start Data provided

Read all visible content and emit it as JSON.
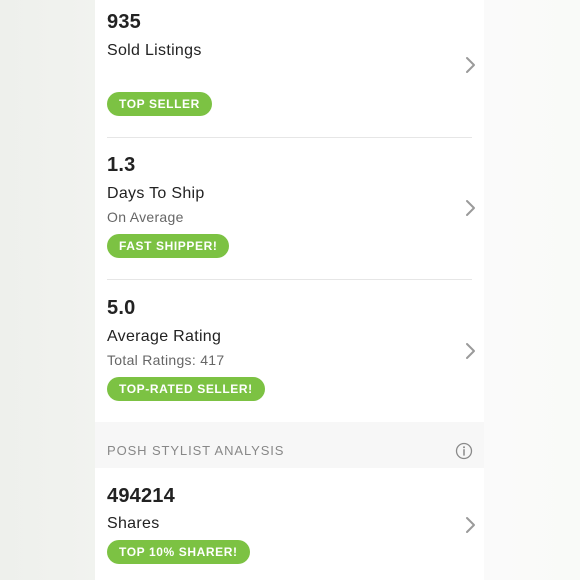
{
  "stats": [
    {
      "value": "935",
      "label": "Sold Listings",
      "sub": "",
      "badge": "TOP SELLER"
    },
    {
      "value": "1.3",
      "label": "Days To Ship",
      "sub": "On Average",
      "badge": "FAST SHIPPER!"
    },
    {
      "value": "5.0",
      "label": "Average Rating",
      "sub": "Total Ratings: 417",
      "badge": "TOP-RATED SELLER!"
    }
  ],
  "section": {
    "title": "POSH STYLIST ANALYSIS",
    "info_icon": "info-icon"
  },
  "shares": {
    "value": "494214",
    "label": "Shares",
    "badge": "TOP 10% SHARER!"
  },
  "colors": {
    "badge": "#7cc243",
    "text": "#222222",
    "muted": "#666666"
  },
  "icons": {
    "row_arrow": "chevron-right-icon"
  }
}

end Data provided

* _Exercise_
Copy everything in the records above except the pictures, exactly as written.

* _Correct result_
Read all visible content and emit it as JSON.
{
  "stats": [
    {
      "value": "935",
      "label": "Sold Listings",
      "sub": "",
      "badge": "TOP SELLER"
    },
    {
      "value": "1.3",
      "label": "Days To Ship",
      "sub": "On Average",
      "badge": "FAST SHIPPER!"
    },
    {
      "value": "5.0",
      "label": "Average Rating",
      "sub": "Total Ratings: 417",
      "badge": "TOP-RATED SELLER!"
    }
  ],
  "section": {
    "title": "POSH STYLIST ANALYSIS",
    "info_icon": "info-icon"
  },
  "shares": {
    "value": "494214",
    "label": "Shares",
    "badge": "TOP 10% SHARER!"
  },
  "colors": {
    "badge": "#7cc243",
    "text": "#222222",
    "muted": "#666666"
  },
  "icons": {
    "row_arrow": "chevron-right-icon"
  }
}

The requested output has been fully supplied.